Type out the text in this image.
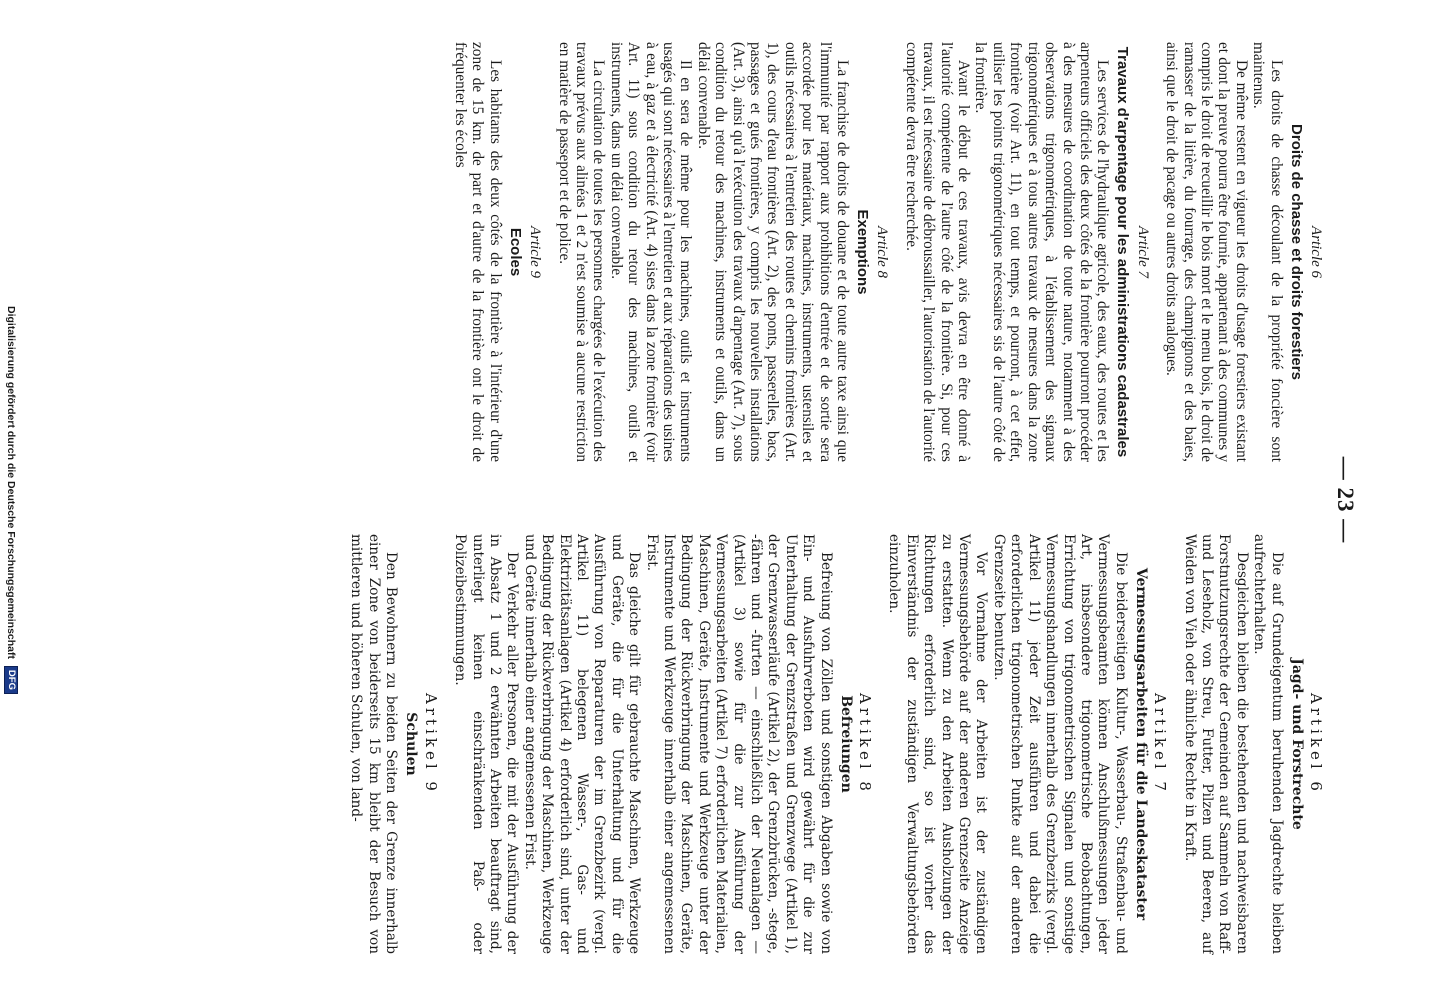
— 23 —

Article 6

Droits de chasse et droits forestiers

Les droits de chasse découlant de la propriété foncière sont maintenus.

De même restent en vigueur les droits d'usage forestiers existant et dont la preuve pourra être fournie, appartenant à des communes y compris le droit de recueillir le bois mort et le menu bois, le droit de ramasser de la litière, du fourrage, des champignons et des baies, ainsi que le droit de pacage ou autres droits analogues.

Article 7

Travaux d'arpentage pour les administrations cadastrales

Les services de l'hydraulique agricole, des eaux, des routes et les arpenteurs officiels des deux côtés de la frontière pourront procéder à des mesures de coordination de toute nature, notamment à des observations trigonométriques, à l'établissement des signaux trigonométriques et à tous autres travaux de mesures dans la zone frontière (voir Art. 11), en tout temps, et pourront, à cet effet, utiliser les points trigonométriques nécessaires sis de l'autre côté de la frontière.

Avant le début de ces travaux, avis devra en être donné à l'autorité compétente de l'autre côté de la frontière. Si, pour ces travaux, il est nécessaire de débroussailler, l'autorisation de l'autorité compétente devra être recherchée.

Article 8

Exemptions

La franchise de droits de douane et de toute autre taxe ainsi que l'immunité par rapport aux prohibitions d'entrée et de sortie sera accordée pour les matériaux, machines, instruments, ustensiles et outils nécessaires à l'entretien des routes et chemins frontières (Art. 1), des cours d'eau frontières (Art. 2), des ponts, passerelles, bacs, passages et gués frontières, y compris les nouvelles installations (Art. 3), ainsi qu'à l'exécution des travaux d'arpentage (Art. 7), sous condition du retour des machines, instruments et outils, dans un délai convenable.

Il en sera de même pour les machines, outils et instruments usagés qui sont nécessaires à l'entretien et aux réparations des usines à eau, à gaz et à électricité (Art. 4) sises dans la zone frontière (voir Art. 11) sous condition du retour des machines, outils et instruments, dans un délai convenable.

La circulation de toutes les personnes chargées de l'exécution des travaux prévus aux alinéas 1 et 2 n'est soumise à aucune restriction en matière de passeport et de police.

Article 9

Ecoles

Les habitants des deux côtés de la frontière à l'intérieur d'une zone de 15 km. de part et d'autre de la frontière ont le droit de fréquenter les écoles

Artikel 6

Jagd- und Forstrechte

Die auf Grundeigentum beruhenden Jagdrechte bleiben aufrechterhalten.

Desgleichen bleiben die bestehenden und nachweisbaren Forstnutzungsrechte der Gemeinden auf Sammeln von Raff- und Leseholz, von Streu, Futter, Pilzen und Beeren, auf Weiden von Vieh oder ähnliche Rechte in Kraft.

Artikel 7

Vermessungsarbeiten für die Landeskataster

Die beiderseitigen Kultur-, Wasserbau-, Straßenbau- und Vermessungsbeamten können Anschlußmessungen jeder Art, insbesondere trigonometrische Beobachtungen, Errichtung von trigonometrischen Signalen und sonstige Vermessungshandlungen innerhalb des Grenzbezirks (vergl. Artikel 11) jeder Zeit ausführen und dabei die erforderlichen trigonometrischen Punkte auf der anderen Grenzseite benutzen.

Vor Vornahme der Arbeiten ist der zuständigen Vermessungsbehörde auf der anderen Grenzseite Anzeige zu erstatten. Wenn zu den Arbeiten Ausholzungen der Richtungen erforderlich sind, so ist vorher das Einverständnis der zuständigen Verwaltungsbehörden einzuholen.

Artikel 8

Befreiungen

Befreiung von Zöllen und sonstigen Abgaben sowie von Ein- und Ausfuhrverboten wird gewährt für die zur Unterhaltung der Grenzstraßen und Grenzwege (Artikel 1), der Grenzwasserläufe (Artikel 2), der Grenzbrücken, -stege, -fähren und -furten — einschließlich der Neuanlagen — (Artikel 3) sowie für die zur Ausführung der Vermessungsarbeiten (Artikel 7) erforderlichen Materialien, Maschinen, Geräte, Instrumente und Werkzeuge unter der Bedingung der Rückverbringung der Maschinen, Geräte, Instrumente und Werkzeuge innerhalb einer angemessenen Frist.

Das gleiche gilt für gebrauchte Maschinen, Werkzeuge und Geräte, die für die Unterhaltung und für die Ausführung von Reparaturen der im Grenzbezirk (vergl. Artikel 11) belegenen Wasser-, Gas- und Elektrizitätsanlagen (Artikel 4) erforderlich sind, unter der Bedingung der Rückverbringung der Maschinen, Werkzeuge und Geräte innerhalb einer angemessenen Frist.

Der Verkehr aller Personen, die mit der Ausführung der in Absatz 1 und 2 erwähnten Arbeiten beauftragt sind, unterliegt keinen einschränkenden Paß- oder Polizeibestimmungen.

Artikel 9

Schulen

Den Bewohnern zu beiden Seiten der Grenze innerhalb einer Zone von beiderseits 15 km bleibt der Besuch von mittleren und höheren Schulen, von land-

Digitalisierung gefördert durch die Deutsche Forschungsgemeinschaft DFG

Task statement
Your task is to pick out every line with the string "Schulen" and copy it.

Reply
Schulen
Den Bewohnern zu beiden Seiten der Grenze innerhalb einer Zone von beiderseits 15 km bleibt der Besuch von mittleren und höheren Schulen, von land-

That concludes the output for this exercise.